What you should do:
Copy the result of filtering the entries below for lines that include the string "better".

Extracted records:
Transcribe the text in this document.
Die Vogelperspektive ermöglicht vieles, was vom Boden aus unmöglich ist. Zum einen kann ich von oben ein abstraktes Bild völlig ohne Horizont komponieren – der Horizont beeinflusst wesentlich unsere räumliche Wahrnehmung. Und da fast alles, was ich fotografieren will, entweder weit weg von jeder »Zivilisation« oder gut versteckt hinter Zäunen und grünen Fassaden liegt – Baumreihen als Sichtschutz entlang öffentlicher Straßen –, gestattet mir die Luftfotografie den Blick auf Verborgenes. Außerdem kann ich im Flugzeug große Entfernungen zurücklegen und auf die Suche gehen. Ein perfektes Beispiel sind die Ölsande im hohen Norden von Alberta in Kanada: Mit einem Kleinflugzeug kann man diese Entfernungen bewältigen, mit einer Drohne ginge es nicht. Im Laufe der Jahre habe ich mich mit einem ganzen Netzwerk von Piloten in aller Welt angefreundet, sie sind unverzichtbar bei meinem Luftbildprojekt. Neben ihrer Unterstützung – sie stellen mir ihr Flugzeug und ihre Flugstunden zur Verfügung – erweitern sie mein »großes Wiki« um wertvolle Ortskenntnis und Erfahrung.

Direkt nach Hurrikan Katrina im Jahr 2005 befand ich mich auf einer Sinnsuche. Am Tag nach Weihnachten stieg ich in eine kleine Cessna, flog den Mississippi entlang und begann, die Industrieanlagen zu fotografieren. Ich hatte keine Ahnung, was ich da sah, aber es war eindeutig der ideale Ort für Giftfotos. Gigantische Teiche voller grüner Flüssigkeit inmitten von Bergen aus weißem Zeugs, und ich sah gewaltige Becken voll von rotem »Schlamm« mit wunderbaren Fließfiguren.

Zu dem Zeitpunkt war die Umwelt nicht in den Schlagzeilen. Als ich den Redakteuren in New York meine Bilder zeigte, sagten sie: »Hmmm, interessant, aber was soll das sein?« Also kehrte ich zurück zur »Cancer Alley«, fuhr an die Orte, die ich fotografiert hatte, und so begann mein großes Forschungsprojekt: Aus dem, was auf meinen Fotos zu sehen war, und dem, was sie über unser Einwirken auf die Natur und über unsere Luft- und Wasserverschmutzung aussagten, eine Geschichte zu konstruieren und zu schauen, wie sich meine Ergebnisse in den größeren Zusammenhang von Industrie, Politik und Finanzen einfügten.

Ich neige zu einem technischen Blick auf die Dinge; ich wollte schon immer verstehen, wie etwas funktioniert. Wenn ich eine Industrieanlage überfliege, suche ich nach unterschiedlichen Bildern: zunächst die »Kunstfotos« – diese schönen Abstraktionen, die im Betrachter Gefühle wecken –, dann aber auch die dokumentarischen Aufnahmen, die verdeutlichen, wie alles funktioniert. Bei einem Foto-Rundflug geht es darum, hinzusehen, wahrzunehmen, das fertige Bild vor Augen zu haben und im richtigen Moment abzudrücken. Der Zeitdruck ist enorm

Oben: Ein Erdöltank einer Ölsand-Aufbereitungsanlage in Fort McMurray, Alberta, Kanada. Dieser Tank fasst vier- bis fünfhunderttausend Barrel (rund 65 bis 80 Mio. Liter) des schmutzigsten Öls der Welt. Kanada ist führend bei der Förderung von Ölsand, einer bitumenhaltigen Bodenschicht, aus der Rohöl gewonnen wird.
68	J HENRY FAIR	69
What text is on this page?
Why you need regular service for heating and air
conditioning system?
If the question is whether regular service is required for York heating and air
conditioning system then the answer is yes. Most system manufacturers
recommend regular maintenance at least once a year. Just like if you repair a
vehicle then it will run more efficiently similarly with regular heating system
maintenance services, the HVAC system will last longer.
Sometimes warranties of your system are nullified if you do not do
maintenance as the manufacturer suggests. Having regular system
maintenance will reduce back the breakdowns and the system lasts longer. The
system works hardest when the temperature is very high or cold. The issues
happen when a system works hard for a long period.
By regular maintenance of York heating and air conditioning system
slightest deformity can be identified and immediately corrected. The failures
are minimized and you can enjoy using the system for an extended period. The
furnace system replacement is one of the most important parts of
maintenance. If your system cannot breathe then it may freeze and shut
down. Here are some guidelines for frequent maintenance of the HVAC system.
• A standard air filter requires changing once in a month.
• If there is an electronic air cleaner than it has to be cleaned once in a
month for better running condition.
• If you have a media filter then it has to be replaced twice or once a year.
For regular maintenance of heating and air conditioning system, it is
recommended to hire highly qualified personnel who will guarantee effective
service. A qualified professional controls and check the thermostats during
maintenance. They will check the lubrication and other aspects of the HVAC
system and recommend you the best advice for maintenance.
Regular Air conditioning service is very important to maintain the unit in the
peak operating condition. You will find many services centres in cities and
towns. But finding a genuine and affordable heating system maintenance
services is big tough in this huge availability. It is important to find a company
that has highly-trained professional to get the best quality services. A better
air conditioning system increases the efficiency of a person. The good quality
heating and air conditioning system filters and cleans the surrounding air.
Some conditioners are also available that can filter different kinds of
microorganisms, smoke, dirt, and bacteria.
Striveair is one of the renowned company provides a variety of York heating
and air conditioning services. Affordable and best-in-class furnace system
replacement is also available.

Answer space:
month for better running condition.
that has highly-trained professional to get the best quality services. A better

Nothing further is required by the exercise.